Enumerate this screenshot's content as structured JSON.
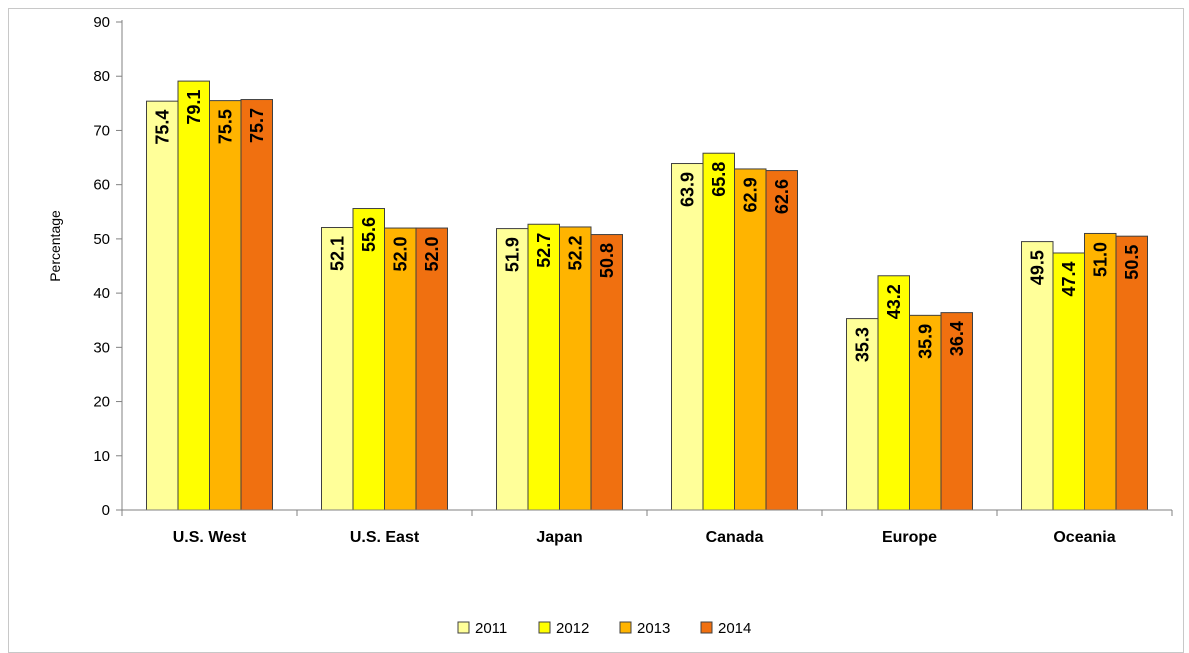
{
  "chart_data": {
    "type": "bar",
    "title": "",
    "xlabel": "",
    "ylabel": "Percentage",
    "ylim": [
      0,
      90
    ],
    "yticks": [
      0,
      10,
      20,
      30,
      40,
      50,
      60,
      70,
      80,
      90
    ],
    "grid": false,
    "legend_position": "bottom",
    "categories": [
      "U.S. West",
      "U.S. East",
      "Japan",
      "Canada",
      "Europe",
      "Oceania"
    ],
    "series": [
      {
        "name": "2011",
        "color": "#ffff99",
        "values": [
          75.4,
          52.1,
          51.9,
          63.9,
          35.3,
          49.5
        ],
        "labels": [
          "75.4",
          "52.1",
          "51.9",
          "63.9",
          "35.3",
          "49.5"
        ]
      },
      {
        "name": "2012",
        "color": "#ffff00",
        "values": [
          79.1,
          55.6,
          52.7,
          65.8,
          43.2,
          47.4
        ],
        "labels": [
          "79.1",
          "55.6",
          "52.7",
          "65.8",
          "43.2",
          "47.4"
        ]
      },
      {
        "name": "2013",
        "color": "#ffb400",
        "values": [
          75.5,
          52.0,
          52.2,
          62.9,
          35.9,
          51.0
        ],
        "labels": [
          "75.5",
          "52.0",
          "52.2",
          "62.9",
          "35.9",
          "51.0"
        ]
      },
      {
        "name": "2014",
        "color": "#f07010",
        "values": [
          75.7,
          52.0,
          50.8,
          62.6,
          36.4,
          50.5
        ],
        "labels": [
          "75.7",
          "52.0",
          "50.8",
          "62.6",
          "36.4",
          "50.5"
        ]
      }
    ]
  }
}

+ + + + + + +

__The problem__:
The lines to collect are those holding the string "color"; copy them all.

__Response to this task__:
        "color": "#ffff99",
        "color": "#ffff00",
        "color": "#ffb400",
        "color": "#f07010",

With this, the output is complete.